__SUPPLIED RECORDS__.
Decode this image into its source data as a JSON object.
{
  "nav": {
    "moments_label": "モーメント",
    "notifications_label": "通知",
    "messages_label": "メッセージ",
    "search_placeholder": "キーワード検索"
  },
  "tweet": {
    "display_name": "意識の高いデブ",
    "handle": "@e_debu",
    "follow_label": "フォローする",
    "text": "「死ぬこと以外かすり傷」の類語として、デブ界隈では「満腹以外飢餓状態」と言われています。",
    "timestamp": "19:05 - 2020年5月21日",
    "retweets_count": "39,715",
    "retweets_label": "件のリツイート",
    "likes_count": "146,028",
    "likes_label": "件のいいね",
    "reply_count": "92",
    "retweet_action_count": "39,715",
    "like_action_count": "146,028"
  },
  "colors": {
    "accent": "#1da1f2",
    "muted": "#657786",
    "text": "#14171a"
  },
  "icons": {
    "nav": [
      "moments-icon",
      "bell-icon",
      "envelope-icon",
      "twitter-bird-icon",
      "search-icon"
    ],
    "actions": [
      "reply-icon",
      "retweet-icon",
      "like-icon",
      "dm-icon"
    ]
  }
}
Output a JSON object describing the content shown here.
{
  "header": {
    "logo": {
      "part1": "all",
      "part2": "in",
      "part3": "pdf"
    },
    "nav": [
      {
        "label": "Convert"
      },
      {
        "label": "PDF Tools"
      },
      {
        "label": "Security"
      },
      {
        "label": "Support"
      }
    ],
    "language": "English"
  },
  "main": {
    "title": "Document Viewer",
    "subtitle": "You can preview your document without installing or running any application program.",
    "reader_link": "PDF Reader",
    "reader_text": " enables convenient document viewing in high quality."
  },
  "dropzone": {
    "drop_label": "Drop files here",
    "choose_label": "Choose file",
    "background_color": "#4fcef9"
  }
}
==
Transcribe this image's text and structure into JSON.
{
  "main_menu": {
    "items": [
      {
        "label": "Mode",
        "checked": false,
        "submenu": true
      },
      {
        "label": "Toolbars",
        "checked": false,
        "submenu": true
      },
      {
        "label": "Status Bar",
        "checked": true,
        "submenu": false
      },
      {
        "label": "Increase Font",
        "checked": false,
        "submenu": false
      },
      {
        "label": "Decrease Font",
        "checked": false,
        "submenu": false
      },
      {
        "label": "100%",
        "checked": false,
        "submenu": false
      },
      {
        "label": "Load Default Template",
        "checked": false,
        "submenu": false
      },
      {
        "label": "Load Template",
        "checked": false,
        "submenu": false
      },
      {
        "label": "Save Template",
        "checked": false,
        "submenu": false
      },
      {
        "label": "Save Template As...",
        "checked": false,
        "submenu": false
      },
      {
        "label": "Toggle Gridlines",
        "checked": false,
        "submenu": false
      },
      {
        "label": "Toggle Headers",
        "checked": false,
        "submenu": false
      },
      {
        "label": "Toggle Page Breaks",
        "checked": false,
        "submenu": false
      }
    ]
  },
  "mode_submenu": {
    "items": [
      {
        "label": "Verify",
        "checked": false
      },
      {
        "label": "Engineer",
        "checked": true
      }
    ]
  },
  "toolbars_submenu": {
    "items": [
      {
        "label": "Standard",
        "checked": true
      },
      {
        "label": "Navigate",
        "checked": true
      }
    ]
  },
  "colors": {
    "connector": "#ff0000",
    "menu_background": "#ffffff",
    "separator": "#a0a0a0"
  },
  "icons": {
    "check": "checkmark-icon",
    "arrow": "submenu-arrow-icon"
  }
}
--
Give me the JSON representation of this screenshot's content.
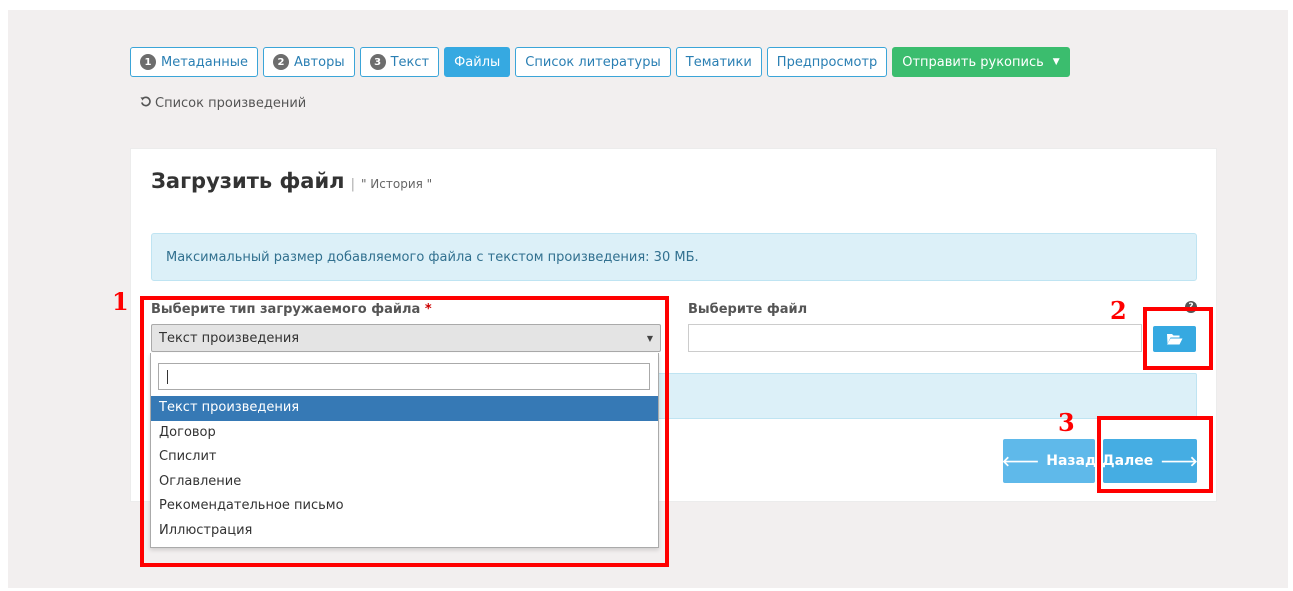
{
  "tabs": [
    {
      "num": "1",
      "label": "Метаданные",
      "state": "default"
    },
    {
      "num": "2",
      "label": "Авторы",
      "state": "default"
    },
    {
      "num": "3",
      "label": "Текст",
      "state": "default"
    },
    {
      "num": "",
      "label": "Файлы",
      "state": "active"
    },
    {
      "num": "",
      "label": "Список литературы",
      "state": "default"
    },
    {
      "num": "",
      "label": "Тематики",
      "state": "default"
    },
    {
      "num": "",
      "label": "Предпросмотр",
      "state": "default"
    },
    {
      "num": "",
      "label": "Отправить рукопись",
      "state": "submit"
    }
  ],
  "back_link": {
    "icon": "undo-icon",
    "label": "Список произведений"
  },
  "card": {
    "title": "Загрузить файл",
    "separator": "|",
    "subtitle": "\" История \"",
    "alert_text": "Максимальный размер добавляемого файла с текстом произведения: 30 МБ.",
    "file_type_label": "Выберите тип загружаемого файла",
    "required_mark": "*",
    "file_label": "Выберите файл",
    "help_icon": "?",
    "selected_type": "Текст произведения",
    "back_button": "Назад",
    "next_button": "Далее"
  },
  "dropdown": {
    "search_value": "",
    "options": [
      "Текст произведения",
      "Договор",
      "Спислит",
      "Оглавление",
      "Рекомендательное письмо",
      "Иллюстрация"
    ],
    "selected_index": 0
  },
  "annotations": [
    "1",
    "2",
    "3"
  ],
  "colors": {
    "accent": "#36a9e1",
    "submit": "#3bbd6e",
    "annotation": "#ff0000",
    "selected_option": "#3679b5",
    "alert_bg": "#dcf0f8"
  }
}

__WHAT IS EXPECTED__. State the number of lines that contain the string "content", with no other words.

__COMPLETED TASK__. 2